### MATERIAL SUPPLIED:
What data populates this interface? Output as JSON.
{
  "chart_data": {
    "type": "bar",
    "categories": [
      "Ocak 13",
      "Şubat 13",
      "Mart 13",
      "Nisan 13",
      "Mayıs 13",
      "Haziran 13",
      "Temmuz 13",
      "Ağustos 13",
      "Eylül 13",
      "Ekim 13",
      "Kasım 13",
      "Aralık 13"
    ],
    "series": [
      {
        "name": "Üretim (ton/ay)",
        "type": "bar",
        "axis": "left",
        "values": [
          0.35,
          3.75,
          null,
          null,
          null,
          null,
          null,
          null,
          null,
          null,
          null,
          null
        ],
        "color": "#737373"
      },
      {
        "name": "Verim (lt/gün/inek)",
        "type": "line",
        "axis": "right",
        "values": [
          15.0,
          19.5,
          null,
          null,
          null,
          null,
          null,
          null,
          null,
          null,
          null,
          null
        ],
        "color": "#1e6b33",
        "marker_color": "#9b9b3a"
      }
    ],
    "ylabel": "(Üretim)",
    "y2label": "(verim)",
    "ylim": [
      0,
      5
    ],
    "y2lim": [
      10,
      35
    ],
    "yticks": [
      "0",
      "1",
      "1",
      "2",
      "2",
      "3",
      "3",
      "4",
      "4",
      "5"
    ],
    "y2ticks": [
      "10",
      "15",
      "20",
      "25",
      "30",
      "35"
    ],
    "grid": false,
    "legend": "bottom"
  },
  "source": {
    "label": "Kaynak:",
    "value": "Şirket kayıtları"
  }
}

### YOUR OBJECTIVE:
What is needed here is an exact reproduction of all the entries.

### ANSWER TO THIS TASK:
What data populates this interface? Output as JSON.
{
  "chart_data": {
    "type": "bar",
    "categories": [
      "Ocak 13",
      "Şubat 13",
      "Mart 13",
      "Nisan 13",
      "Mayıs 13",
      "Haziran 13",
      "Temmuz 13",
      "Ağustos 13",
      "Eylül 13",
      "Ekim 13",
      "Kasım 13",
      "Aralık 13"
    ],
    "series": [
      {
        "name": "Üretim (ton/ay)",
        "type": "bar",
        "axis": "left",
        "values": [
          0.35,
          3.75,
          null,
          null,
          null,
          null,
          null,
          null,
          null,
          null,
          null,
          null
        ],
        "color": "#737373"
      },
      {
        "name": "Verim (lt/gün/inek)",
        "type": "line",
        "axis": "right",
        "values": [
          15.0,
          19.5,
          null,
          null,
          null,
          null,
          null,
          null,
          null,
          null,
          null,
          null
        ],
        "color": "#1e6b33",
        "marker_color": "#9b9b3a"
      }
    ],
    "ylabel": "(Üretim)",
    "y2label": "(verim)",
    "ylim": [
      0,
      5
    ],
    "y2lim": [
      10,
      35
    ],
    "yticks": [
      "0",
      "1",
      "1",
      "2",
      "2",
      "3",
      "3",
      "4",
      "4",
      "5"
    ],
    "y2ticks": [
      "10",
      "15",
      "20",
      "25",
      "30",
      "35"
    ],
    "grid": false,
    "legend": "bottom"
  },
  "source": {
    "label": "Kaynak:",
    "value": "Şirket kayıtları"
  }
}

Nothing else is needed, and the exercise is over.